▸ Tasks for this exercise
1: In the passage on the White House Eid celebration, what increase did the Council on American-Islamic Relations report in civil rights complaints from U.S. Muslims since 2020?
2: List every issue that the passage on the White House Eid celebration names as a subject of the complaints in the CAIR report.
3: From the passage on the White House Eid celebration, copy the text word for word, starting with "Biden’s comments marked" and going on through "States since 2020.".

After a six-year hiatus, U.S. President Joe Biden last week resumed the 22-year-old tradition of hosting an Eid celebration at the White House.
“Muslims make our nation stronger every single day, even as they still face real challenges and threats in our society, including targeted violence and Islamophobia that exists,” Biden told a group of prominent Muslims.
Biden’s comments marked a significant change of tone from his predecessor, Donald Trump, who said in 2016, “I think Islam hates us.”
Trump did not host a White House Eid celebration while president, though he did issue statements marking the annual Muslim festival and invited diplomats from Muslim-majority nations to the White House for iftar dinner during Ramadan in 2018 and 2019.
The shift in the White House’s tone comes at a time when U.S. Muslims fear Islamophobia is on the rise.
Last week, the Council on American-Islamic Relations (CAIR) reported a 9% increase in the number of civil rights complaints it received from Muslims in the United States since 2020.
“CAIR received a total of 6,720 complaints nationwide involving a range of issues including immigration and travel, discrimination, law enforcement and government overreach, hate and bias incidents, incarceree rights, school incidents, and anti-BDS/free speech,” the report said. BDS refers to the Boycott-Divestment-Sanctions movement that seeks to advance social change through economic pressure.
Huzaifa Shahbaz, an author of the report, told VOA the rise in complaints about Islamophobia coincided with the lifting of COVID-related restrictions and the reopening of workplaces, worship centers and restaurants.
Others echo CAIR’s findings and point to other reasons as well.
“Over the last year, we’ve seen racism in the United States rise across the board as a consequence of the pandemic, the intensification of white supremacist groups, political polarization, and even though we have Trump out of the office, this rising climate of racism is still feeding the Islamophobia that exists really heavily in the United States,” said Khaled Beydoun, a law professor at Wayne State University.

▸ Information provided
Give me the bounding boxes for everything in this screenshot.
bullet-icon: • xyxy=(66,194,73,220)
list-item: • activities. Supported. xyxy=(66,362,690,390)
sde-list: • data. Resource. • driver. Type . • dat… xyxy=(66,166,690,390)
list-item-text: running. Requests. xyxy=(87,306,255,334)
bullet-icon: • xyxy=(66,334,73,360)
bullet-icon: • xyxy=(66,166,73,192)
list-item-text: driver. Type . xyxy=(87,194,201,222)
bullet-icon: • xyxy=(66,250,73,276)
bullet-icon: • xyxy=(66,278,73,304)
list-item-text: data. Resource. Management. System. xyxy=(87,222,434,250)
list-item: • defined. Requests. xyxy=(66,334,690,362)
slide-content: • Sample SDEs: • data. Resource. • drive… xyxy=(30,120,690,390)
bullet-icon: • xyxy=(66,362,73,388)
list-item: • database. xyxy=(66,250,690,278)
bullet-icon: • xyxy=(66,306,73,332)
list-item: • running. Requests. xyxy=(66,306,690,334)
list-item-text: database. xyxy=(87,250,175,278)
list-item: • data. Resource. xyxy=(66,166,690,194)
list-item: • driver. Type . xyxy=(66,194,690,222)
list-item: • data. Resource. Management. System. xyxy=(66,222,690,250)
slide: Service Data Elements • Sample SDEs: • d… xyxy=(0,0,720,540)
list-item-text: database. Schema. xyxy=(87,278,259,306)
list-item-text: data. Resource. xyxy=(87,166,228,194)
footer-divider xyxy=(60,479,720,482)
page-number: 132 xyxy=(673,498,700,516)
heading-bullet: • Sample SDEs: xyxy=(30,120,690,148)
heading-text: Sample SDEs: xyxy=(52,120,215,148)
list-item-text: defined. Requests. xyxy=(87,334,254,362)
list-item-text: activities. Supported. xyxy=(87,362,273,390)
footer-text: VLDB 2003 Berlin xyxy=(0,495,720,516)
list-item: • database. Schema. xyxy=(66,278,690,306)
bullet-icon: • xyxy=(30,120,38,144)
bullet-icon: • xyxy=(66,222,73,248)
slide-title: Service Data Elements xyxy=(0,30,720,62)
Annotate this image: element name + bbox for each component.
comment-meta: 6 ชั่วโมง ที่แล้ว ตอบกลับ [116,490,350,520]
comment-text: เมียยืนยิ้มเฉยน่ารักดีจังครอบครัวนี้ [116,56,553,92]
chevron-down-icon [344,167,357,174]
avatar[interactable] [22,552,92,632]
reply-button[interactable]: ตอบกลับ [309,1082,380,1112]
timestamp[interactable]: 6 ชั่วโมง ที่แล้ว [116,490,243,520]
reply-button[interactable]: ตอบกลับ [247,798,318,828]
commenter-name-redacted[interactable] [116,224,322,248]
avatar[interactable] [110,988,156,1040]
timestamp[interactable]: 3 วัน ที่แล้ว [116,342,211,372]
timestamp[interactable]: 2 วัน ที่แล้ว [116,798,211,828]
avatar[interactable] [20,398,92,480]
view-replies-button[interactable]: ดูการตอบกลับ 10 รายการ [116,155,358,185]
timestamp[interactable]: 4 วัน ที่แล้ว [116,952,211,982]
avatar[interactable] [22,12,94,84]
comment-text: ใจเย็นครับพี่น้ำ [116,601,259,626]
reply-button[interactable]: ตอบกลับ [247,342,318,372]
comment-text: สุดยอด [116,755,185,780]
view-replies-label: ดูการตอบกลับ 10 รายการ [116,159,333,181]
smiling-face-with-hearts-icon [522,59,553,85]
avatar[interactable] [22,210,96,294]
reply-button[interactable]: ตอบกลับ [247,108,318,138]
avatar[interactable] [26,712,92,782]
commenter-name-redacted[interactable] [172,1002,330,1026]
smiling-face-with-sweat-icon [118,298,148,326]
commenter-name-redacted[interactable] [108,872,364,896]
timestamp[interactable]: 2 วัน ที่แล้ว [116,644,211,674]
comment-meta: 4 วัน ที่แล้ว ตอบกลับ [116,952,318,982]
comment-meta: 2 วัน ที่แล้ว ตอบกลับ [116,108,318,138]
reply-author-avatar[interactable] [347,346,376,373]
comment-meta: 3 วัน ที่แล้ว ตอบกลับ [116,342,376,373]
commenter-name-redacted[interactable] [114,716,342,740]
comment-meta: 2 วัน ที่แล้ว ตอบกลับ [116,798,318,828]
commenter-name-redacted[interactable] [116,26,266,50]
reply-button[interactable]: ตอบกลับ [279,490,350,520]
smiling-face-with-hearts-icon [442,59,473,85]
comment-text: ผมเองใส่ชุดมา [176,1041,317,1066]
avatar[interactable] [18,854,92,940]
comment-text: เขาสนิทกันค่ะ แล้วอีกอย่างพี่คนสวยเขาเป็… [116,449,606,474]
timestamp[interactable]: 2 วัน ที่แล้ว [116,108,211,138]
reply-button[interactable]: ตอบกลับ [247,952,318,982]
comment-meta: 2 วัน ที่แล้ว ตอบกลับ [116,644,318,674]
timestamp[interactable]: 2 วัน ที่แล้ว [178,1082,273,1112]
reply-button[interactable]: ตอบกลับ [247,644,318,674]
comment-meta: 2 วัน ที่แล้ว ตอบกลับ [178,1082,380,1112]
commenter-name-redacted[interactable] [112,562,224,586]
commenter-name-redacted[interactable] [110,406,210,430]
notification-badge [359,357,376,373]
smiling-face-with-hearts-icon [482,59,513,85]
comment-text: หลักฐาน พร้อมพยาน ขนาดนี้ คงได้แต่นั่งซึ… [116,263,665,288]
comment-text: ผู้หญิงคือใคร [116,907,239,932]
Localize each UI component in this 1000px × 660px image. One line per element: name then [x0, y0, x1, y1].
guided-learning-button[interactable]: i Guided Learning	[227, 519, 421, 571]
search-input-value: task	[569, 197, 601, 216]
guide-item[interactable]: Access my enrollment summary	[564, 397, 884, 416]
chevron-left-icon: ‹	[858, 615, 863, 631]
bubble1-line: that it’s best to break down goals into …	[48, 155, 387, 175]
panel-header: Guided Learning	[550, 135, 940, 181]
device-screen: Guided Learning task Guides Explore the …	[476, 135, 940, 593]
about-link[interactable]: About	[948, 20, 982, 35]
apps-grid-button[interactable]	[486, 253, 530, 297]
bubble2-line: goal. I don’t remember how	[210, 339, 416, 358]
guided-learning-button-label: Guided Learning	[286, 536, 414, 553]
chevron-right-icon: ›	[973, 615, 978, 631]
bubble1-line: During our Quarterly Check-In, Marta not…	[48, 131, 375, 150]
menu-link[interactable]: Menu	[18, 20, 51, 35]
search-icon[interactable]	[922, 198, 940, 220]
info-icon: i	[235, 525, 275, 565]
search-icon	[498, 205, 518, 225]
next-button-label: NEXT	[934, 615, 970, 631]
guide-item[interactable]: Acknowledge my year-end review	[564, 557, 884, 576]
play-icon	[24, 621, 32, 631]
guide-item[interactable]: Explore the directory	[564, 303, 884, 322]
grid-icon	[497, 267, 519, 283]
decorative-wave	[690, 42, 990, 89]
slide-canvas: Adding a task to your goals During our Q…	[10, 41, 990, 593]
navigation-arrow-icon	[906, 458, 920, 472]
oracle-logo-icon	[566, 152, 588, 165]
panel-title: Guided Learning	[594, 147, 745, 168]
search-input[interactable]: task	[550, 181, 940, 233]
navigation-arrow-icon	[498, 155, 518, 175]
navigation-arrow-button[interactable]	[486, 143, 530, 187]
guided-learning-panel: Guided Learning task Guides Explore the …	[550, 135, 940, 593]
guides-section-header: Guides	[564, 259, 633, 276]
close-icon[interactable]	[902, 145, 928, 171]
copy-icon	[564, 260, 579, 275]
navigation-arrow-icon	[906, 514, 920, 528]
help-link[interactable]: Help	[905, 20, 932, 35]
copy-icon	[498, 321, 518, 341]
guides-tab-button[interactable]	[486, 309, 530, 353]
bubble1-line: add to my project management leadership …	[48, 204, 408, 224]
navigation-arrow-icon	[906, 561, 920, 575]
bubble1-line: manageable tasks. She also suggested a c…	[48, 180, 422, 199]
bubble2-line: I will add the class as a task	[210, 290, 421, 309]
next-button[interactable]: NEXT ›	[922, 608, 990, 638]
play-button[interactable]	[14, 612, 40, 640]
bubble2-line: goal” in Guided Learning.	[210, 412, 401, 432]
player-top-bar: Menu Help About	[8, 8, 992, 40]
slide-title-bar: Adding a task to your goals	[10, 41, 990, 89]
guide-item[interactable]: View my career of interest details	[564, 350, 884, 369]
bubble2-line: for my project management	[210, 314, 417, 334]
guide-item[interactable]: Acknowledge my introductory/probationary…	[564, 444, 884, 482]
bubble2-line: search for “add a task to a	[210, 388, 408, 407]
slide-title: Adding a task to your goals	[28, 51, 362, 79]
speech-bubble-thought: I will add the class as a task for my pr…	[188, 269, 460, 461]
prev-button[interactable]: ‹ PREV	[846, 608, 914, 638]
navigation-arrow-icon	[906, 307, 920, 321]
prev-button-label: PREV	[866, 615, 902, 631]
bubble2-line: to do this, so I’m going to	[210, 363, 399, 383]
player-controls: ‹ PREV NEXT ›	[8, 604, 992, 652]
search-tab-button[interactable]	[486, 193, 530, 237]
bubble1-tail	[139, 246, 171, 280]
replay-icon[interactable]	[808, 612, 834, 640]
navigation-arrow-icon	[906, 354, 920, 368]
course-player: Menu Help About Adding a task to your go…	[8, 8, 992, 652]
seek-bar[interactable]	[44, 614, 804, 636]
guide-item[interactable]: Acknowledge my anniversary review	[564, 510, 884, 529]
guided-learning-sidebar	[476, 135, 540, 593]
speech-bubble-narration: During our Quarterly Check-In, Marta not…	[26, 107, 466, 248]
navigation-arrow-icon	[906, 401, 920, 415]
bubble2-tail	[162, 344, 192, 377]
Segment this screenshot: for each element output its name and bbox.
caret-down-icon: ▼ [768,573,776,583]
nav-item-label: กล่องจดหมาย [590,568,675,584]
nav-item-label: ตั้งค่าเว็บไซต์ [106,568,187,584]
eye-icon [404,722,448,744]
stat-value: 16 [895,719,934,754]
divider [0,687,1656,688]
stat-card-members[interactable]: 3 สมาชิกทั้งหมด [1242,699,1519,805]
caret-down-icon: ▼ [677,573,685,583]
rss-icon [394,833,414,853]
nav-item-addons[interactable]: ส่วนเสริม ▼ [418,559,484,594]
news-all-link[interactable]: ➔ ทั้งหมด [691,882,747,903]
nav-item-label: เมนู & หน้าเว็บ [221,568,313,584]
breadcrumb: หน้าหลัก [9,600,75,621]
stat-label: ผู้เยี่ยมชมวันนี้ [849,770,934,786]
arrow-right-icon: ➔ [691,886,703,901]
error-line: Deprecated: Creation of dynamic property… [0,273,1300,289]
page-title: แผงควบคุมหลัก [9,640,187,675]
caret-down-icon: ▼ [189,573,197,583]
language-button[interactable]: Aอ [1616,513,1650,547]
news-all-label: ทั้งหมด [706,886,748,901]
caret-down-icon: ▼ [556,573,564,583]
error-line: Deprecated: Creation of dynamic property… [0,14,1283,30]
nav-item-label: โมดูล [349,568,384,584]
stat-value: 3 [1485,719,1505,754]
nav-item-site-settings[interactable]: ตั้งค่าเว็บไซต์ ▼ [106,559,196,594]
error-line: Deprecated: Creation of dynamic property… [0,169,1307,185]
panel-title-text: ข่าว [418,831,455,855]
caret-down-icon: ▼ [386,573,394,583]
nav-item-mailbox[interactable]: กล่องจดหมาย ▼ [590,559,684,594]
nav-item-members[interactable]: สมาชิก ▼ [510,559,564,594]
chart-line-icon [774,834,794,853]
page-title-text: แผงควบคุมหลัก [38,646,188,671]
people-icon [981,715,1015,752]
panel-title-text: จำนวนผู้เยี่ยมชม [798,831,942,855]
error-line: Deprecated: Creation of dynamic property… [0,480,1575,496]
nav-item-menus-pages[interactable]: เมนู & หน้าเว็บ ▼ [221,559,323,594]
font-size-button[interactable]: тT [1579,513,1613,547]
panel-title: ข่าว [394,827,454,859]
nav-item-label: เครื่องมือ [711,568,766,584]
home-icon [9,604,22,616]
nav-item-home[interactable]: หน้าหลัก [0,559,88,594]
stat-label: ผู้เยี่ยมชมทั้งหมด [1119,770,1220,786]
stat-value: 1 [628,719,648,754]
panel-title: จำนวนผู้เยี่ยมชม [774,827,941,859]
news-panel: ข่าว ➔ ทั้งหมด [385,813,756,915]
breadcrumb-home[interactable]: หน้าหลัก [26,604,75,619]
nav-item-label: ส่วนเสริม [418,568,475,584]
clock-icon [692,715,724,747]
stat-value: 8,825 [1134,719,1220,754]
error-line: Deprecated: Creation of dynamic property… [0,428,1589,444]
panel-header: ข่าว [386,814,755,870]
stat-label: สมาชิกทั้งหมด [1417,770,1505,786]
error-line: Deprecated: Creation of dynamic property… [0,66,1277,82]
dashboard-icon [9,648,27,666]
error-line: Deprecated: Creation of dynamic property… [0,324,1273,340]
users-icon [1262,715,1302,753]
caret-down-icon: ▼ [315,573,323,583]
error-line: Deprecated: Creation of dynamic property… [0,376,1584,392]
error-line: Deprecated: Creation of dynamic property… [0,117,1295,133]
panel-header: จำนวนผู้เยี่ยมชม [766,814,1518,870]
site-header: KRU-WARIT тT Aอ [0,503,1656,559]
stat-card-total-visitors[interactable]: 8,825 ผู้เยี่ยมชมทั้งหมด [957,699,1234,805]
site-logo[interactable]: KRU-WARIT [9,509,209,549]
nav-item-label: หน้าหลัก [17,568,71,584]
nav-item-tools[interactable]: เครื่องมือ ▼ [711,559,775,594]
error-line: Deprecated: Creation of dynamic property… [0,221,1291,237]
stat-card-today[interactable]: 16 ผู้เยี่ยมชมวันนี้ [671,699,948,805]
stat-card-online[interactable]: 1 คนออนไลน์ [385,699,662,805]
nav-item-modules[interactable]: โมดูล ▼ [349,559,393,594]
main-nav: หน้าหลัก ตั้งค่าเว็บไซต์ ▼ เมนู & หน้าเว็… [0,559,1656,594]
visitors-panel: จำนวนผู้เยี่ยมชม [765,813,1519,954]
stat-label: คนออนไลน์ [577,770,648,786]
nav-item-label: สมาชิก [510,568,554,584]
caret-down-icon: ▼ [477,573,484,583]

▸ Results
1: A 9% increase

2:
- immigration and travel
- discrimination
- law enforcement and government overreach
- hate and bias incidents
- incarceree rights
- school incidents
- anti-BDS/free speech

3:
Biden’s comments marked a significant change of tone from his predecessor, Donald Trump, who said in 2016, “I think Islam hates us.”
Trump did not host a White House Eid celebration while president, though he did issue statements marking the annual Muslim festival and invited diplomats from Muslim-majority nations to the White House for iftar dinner during Ramadan in 2018 and 2019.
The shift in the White House’s tone comes at a time when U.S. Muslims fear Islamophobia is on the rise.
Last week, the Council on American-Islamic Relations (CAIR) reported a 9% increase in the number of civil rights complaints it received from Muslims in the United States since 2020.